Locate the lines where "value" occurs and copy them as they stand.

┄┄┄┄┄┄

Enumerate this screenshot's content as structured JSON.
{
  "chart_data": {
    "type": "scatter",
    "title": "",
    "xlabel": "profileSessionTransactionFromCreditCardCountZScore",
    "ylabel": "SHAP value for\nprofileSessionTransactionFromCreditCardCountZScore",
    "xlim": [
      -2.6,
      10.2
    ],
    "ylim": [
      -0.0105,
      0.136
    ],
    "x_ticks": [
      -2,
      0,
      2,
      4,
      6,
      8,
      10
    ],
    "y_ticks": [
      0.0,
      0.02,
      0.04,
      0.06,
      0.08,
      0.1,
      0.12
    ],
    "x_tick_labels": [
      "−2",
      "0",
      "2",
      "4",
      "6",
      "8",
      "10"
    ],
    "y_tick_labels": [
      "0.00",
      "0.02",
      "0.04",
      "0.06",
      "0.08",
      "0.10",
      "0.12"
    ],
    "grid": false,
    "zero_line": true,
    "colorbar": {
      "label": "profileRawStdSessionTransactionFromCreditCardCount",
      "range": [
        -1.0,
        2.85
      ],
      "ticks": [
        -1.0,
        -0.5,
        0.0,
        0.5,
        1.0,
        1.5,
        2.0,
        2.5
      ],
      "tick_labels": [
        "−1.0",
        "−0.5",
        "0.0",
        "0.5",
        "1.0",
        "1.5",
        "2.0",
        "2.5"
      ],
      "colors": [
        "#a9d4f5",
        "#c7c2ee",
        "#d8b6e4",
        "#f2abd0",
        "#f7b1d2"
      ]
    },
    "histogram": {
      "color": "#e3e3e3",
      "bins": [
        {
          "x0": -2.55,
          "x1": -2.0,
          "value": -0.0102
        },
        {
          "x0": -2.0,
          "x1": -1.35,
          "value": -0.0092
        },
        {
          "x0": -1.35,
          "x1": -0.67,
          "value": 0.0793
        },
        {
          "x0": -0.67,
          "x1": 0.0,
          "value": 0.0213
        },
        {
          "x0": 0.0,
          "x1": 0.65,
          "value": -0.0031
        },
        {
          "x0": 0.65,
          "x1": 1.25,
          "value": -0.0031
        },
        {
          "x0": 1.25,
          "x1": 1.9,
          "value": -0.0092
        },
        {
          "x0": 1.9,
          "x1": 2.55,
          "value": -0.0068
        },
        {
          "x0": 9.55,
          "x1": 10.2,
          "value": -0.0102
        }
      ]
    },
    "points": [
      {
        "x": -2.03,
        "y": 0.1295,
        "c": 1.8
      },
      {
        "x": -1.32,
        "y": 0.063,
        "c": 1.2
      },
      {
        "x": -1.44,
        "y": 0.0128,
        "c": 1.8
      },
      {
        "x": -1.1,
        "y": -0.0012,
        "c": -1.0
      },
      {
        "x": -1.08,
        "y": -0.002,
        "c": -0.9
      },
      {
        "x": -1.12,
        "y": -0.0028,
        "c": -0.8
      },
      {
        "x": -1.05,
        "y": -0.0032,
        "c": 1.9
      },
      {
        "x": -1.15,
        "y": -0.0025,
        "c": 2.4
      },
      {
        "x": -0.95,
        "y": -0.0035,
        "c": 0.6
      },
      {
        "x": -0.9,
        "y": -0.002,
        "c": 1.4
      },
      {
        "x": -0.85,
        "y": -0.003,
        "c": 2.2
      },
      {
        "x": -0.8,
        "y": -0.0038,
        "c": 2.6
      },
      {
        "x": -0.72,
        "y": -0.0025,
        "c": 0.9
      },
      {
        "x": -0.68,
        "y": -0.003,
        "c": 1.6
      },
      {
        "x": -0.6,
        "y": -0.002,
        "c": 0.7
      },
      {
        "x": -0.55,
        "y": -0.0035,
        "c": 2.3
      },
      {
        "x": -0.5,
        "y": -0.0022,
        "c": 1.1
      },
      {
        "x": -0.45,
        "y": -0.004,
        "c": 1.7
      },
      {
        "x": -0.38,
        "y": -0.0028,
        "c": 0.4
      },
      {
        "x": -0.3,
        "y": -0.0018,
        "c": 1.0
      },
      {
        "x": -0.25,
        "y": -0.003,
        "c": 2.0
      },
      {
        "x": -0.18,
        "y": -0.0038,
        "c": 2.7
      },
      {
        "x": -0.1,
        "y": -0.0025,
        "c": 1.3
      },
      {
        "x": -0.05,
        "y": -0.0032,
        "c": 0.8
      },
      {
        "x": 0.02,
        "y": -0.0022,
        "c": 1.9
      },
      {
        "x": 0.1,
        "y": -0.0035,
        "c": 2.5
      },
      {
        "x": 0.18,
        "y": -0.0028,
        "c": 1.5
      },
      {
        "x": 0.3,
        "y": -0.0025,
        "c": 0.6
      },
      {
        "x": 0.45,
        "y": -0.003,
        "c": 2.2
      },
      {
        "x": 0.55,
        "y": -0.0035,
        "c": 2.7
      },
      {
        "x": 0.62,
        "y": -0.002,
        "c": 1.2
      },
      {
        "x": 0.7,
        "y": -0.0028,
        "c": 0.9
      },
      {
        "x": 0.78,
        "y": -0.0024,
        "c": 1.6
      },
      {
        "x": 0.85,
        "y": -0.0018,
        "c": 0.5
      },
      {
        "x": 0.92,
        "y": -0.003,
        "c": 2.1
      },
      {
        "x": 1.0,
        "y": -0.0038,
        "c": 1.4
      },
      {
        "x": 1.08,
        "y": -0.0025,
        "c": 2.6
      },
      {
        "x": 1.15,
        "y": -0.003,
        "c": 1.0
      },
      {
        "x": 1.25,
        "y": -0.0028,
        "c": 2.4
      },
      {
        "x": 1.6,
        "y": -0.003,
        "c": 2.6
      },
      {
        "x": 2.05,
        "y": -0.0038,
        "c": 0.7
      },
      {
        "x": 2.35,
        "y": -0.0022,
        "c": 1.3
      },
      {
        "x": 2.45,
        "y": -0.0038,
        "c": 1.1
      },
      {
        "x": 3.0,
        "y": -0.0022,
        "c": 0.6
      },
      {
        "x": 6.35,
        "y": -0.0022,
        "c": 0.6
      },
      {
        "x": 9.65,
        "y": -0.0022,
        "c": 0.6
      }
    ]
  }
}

┄┄┄┄┄┄

### RESPONSE FOR THIS EXERCISE
    "ylabel": "SHAP value for\nprofileSessionTransactionFromCreditCardCountZScore",
          "value": -0.0102
          "value": -0.0092
          "value": 0.0793
          "value": 0.0213
          "value": -0.0031
          "value": -0.0031
          "value": -0.0092
          "value": -0.0068
          "value": -0.0102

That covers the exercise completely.